Repeat the listing exactly as given, omitting every image.

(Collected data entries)
——

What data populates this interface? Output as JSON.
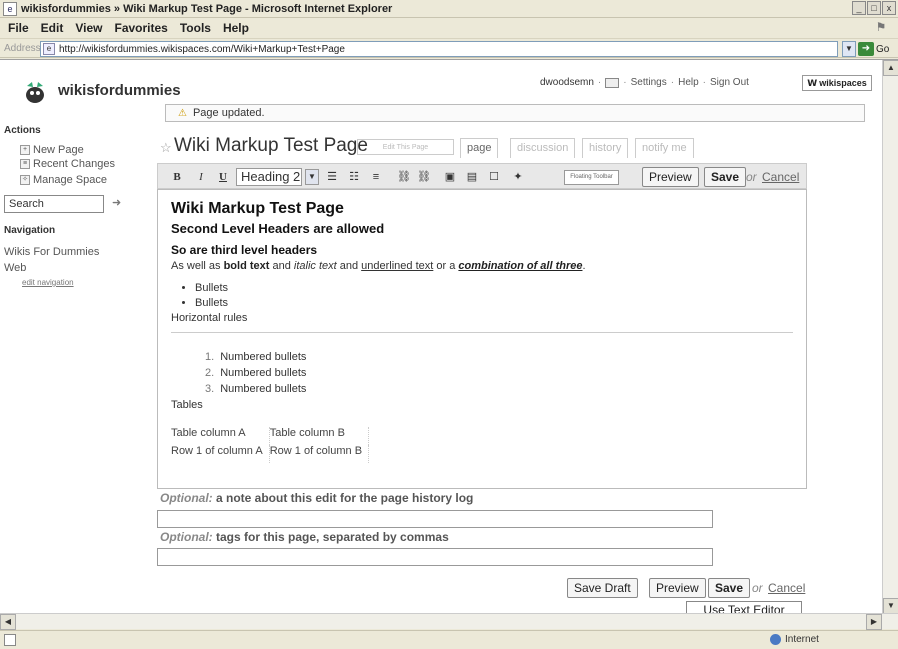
{
  "window": {
    "title": "wikisfordummies » Wiki Markup Test Page - Microsoft Internet Explorer",
    "buttons": [
      "_",
      "□",
      "x"
    ]
  },
  "menu": [
    "File",
    "Edit",
    "View",
    "Favorites",
    "Tools",
    "Help"
  ],
  "address": {
    "label": "Address",
    "url": "http://wikisfordummies.wikispaces.com/Wiki+Markup+Test+Page",
    "go": "Go"
  },
  "wiki": {
    "site_name": "wikisfordummies",
    "user": "dwoodsemn",
    "links": [
      "Settings",
      "Help",
      "Sign Out"
    ],
    "badge": "wikispaces"
  },
  "notice": "Page updated.",
  "sidebar": {
    "actions_heading": "Actions",
    "actions": [
      "New Page",
      "Recent Changes",
      "Manage Space"
    ],
    "search_value": "Search",
    "navigation_heading": "Navigation",
    "nav_items": [
      "Wikis For Dummies",
      "Web"
    ],
    "edit_navigation": "edit navigation"
  },
  "page": {
    "title": "Wiki Markup Test Page",
    "edit_button": "Edit This Page",
    "tabs": [
      "page",
      "discussion",
      "history",
      "notify me"
    ]
  },
  "toolbar": {
    "bold": "B",
    "italic": "I",
    "underline": "U",
    "heading_value": "Heading 2",
    "floating_toolbar": "Floating Toolbar",
    "preview": "Preview",
    "save": "Save",
    "or": "or",
    "cancel": "Cancel"
  },
  "editor": {
    "h1": "Wiki Markup Test Page",
    "h2": "Second Level Headers are allowed",
    "h3": "So are third level headers",
    "p_start": "As well as ",
    "p_bold": "bold text",
    "p_and1": " and ",
    "p_italic": "italic text",
    "p_and2": " and ",
    "p_underline": "underlined text",
    "p_or": " or a ",
    "p_combo": "combination of all three",
    "p_end": ".",
    "bullets": [
      "Bullets",
      "Bullets"
    ],
    "hr_label": "Horizontal rules",
    "numbered": [
      "Numbered bullets",
      "Numbered bullets",
      "Numbered bullets"
    ],
    "tables_label": "Tables",
    "table_rows": [
      [
        "Table column A",
        "Table column B"
      ],
      [
        "Row 1 of column A",
        "Row 1 of column B"
      ]
    ]
  },
  "form": {
    "note_optional": "Optional:",
    "note_label": " a note about this edit for the page history log",
    "tags_optional": "Optional:",
    "tags_label": " tags for this page, separated by commas",
    "save_draft": "Save Draft",
    "preview": "Preview",
    "save": "Save",
    "or": "or",
    "cancel": "Cancel",
    "use_text_editor": "Use Text Editor"
  },
  "status": {
    "zone": "Internet"
  }
}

——

== SOLUTION TO THIS EXERCISE ==
What data populates this interface? Output as JSON.
{
  "window": {
    "title": "wikisfordummies » Wiki Markup Test Page - Microsoft Internet Explorer",
    "buttons": [
      "_",
      "□",
      "x"
    ]
  },
  "menu": [
    "File",
    "Edit",
    "View",
    "Favorites",
    "Tools",
    "Help"
  ],
  "address": {
    "label": "Address",
    "url": "http://wikisfordummies.wikispaces.com/Wiki+Markup+Test+Page",
    "go": "Go"
  },
  "wiki": {
    "site_name": "wikisfordummies",
    "user": "dwoodsemn",
    "links": [
      "Settings",
      "Help",
      "Sign Out"
    ],
    "badge": "wikispaces"
  },
  "notice": "Page updated.",
  "sidebar": {
    "actions_heading": "Actions",
    "actions": [
      "New Page",
      "Recent Changes",
      "Manage Space"
    ],
    "search_value": "Search",
    "navigation_heading": "Navigation",
    "nav_items": [
      "Wikis For Dummies",
      "Web"
    ],
    "edit_navigation": "edit navigation"
  },
  "page": {
    "title": "Wiki Markup Test Page",
    "edit_button": "Edit This Page",
    "tabs": [
      "page",
      "discussion",
      "history",
      "notify me"
    ]
  },
  "toolbar": {
    "bold": "B",
    "italic": "I",
    "underline": "U",
    "heading_value": "Heading 2",
    "floating_toolbar": "Floating Toolbar",
    "preview": "Preview",
    "save": "Save",
    "or": "or",
    "cancel": "Cancel"
  },
  "editor": {
    "h1": "Wiki Markup Test Page",
    "h2": "Second Level Headers are allowed",
    "h3": "So are third level headers",
    "p_start": "As well as ",
    "p_bold": "bold text",
    "p_and1": " and ",
    "p_italic": "italic text",
    "p_and2": " and ",
    "p_underline": "underlined text",
    "p_or": " or a ",
    "p_combo": "combination of all three",
    "p_end": ".",
    "bullets": [
      "Bullets",
      "Bullets"
    ],
    "hr_label": "Horizontal rules",
    "numbered": [
      "Numbered bullets",
      "Numbered bullets",
      "Numbered bullets"
    ],
    "tables_label": "Tables",
    "table_rows": [
      [
        "Table column A",
        "Table column B"
      ],
      [
        "Row 1 of column A",
        "Row 1 of column B"
      ]
    ]
  },
  "form": {
    "note_optional": "Optional:",
    "note_label": " a note about this edit for the page history log",
    "tags_optional": "Optional:",
    "tags_label": " tags for this page, separated by commas",
    "save_draft": "Save Draft",
    "preview": "Preview",
    "save": "Save",
    "or": "or",
    "cancel": "Cancel",
    "use_text_editor": "Use Text Editor"
  },
  "status": {
    "zone": "Internet"
  }
}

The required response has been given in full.